**Work to complete**
Copy all lines holding the word "text" from the entries.
── Material for this task ──
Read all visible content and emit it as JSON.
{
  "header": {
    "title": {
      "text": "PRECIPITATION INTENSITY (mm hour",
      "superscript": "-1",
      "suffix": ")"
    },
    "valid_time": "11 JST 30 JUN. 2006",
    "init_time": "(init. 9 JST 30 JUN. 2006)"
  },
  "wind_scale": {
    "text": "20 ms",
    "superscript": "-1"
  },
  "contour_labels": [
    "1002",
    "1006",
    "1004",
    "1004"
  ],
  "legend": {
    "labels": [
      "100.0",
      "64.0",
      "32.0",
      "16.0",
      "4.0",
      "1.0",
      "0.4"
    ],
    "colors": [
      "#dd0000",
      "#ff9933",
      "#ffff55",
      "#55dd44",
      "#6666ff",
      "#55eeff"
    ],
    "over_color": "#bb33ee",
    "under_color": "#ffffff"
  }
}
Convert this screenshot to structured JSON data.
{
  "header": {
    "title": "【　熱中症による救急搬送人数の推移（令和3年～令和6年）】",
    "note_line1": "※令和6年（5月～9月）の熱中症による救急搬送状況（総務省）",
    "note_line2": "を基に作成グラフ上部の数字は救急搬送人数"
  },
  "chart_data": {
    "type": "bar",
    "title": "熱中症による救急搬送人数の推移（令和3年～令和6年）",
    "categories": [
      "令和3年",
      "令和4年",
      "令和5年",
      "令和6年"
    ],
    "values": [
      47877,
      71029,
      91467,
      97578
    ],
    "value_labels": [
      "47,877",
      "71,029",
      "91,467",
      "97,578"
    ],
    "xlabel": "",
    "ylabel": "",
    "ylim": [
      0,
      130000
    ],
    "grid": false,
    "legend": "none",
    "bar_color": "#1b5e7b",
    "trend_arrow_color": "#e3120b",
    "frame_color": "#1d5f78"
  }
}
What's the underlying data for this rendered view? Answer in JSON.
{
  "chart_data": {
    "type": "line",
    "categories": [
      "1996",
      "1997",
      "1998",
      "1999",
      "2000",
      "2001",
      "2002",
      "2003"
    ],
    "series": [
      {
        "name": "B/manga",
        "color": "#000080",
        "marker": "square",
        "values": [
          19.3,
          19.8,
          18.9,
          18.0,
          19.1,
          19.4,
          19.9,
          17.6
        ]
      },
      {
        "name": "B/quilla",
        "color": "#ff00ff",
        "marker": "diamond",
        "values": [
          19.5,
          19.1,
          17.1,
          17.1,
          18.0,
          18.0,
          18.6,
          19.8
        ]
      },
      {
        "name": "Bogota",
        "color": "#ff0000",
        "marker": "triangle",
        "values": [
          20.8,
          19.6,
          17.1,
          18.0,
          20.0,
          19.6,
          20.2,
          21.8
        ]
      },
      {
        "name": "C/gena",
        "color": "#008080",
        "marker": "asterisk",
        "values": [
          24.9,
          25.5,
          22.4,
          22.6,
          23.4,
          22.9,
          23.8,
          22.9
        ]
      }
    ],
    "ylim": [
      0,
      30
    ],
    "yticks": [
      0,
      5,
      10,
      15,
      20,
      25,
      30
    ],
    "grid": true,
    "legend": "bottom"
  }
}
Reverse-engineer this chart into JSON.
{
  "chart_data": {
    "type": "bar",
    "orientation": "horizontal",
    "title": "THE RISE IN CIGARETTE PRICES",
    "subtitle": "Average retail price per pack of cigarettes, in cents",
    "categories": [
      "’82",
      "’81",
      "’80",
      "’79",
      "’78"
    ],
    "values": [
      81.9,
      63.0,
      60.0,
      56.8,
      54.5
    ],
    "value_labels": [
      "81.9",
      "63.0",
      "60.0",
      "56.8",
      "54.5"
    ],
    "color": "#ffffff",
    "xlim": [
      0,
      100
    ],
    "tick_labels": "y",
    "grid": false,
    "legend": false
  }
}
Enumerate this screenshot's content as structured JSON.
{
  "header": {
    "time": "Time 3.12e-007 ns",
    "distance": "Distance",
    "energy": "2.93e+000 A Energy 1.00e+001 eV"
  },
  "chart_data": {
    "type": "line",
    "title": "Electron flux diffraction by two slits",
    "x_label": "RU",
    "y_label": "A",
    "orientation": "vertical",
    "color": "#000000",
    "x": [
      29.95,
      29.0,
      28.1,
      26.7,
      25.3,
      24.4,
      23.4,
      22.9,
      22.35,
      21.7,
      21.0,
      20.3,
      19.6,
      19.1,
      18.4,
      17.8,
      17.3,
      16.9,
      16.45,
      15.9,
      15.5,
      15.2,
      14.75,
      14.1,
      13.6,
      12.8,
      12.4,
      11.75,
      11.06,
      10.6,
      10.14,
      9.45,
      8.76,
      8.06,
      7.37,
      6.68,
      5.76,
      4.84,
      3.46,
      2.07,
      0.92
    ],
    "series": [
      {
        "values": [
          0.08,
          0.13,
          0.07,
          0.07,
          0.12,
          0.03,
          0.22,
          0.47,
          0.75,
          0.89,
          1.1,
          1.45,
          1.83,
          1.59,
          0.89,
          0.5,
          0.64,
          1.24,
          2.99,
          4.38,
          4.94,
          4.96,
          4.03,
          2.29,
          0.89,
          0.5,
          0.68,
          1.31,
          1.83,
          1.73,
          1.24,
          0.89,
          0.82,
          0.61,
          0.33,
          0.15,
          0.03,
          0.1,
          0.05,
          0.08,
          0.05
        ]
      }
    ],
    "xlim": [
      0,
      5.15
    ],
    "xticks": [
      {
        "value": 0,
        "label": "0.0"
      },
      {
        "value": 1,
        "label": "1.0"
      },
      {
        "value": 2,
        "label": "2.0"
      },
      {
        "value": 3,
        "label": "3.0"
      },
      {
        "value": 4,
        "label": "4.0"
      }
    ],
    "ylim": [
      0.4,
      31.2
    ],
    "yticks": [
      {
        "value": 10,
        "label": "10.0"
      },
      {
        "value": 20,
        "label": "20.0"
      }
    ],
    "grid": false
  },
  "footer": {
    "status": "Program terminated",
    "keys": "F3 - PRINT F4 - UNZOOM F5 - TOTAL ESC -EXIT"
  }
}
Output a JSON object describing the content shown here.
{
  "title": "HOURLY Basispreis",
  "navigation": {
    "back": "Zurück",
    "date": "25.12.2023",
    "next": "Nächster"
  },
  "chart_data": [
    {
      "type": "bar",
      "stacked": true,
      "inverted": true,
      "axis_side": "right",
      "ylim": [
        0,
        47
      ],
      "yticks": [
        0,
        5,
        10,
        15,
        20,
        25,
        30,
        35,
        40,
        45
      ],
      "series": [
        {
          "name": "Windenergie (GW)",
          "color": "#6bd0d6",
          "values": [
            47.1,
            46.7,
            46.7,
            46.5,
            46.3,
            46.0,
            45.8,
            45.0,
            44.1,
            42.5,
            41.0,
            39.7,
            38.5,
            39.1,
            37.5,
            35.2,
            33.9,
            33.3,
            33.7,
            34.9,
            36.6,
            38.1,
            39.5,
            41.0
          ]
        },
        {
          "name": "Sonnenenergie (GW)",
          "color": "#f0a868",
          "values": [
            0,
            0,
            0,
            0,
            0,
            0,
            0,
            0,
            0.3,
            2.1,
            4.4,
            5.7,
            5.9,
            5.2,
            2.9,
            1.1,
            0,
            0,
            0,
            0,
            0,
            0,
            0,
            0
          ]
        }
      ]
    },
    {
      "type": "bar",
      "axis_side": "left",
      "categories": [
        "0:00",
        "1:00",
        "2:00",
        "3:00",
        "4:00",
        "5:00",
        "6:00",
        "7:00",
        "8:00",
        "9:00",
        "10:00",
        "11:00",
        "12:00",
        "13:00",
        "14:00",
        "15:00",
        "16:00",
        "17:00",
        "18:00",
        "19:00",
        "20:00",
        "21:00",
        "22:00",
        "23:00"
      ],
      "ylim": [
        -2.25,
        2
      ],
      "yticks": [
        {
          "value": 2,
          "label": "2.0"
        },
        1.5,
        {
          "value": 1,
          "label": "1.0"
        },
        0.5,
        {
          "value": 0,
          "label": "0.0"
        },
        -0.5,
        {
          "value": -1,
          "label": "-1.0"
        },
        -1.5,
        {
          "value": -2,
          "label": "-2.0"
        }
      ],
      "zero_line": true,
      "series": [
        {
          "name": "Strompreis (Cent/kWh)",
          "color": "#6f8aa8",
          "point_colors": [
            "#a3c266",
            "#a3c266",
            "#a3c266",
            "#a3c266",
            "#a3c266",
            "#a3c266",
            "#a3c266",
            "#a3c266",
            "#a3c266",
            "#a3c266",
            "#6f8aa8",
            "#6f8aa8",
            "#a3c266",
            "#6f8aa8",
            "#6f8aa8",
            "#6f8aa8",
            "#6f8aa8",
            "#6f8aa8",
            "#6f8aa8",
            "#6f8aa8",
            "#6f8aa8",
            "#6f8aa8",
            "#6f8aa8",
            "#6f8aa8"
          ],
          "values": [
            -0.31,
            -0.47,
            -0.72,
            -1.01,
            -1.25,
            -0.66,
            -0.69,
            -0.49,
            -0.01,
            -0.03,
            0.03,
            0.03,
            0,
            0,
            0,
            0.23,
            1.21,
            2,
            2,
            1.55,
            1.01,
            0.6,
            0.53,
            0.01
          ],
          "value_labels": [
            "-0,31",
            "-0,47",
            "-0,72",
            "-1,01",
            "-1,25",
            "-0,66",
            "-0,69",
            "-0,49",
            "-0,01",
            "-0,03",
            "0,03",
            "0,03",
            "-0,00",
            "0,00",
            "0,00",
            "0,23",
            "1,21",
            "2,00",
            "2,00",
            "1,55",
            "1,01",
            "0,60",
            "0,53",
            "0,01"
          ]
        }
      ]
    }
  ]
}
───
**Right answer**
      "text": "PRECIPITATION INTENSITY (mm hour",
    "text": "20 ms",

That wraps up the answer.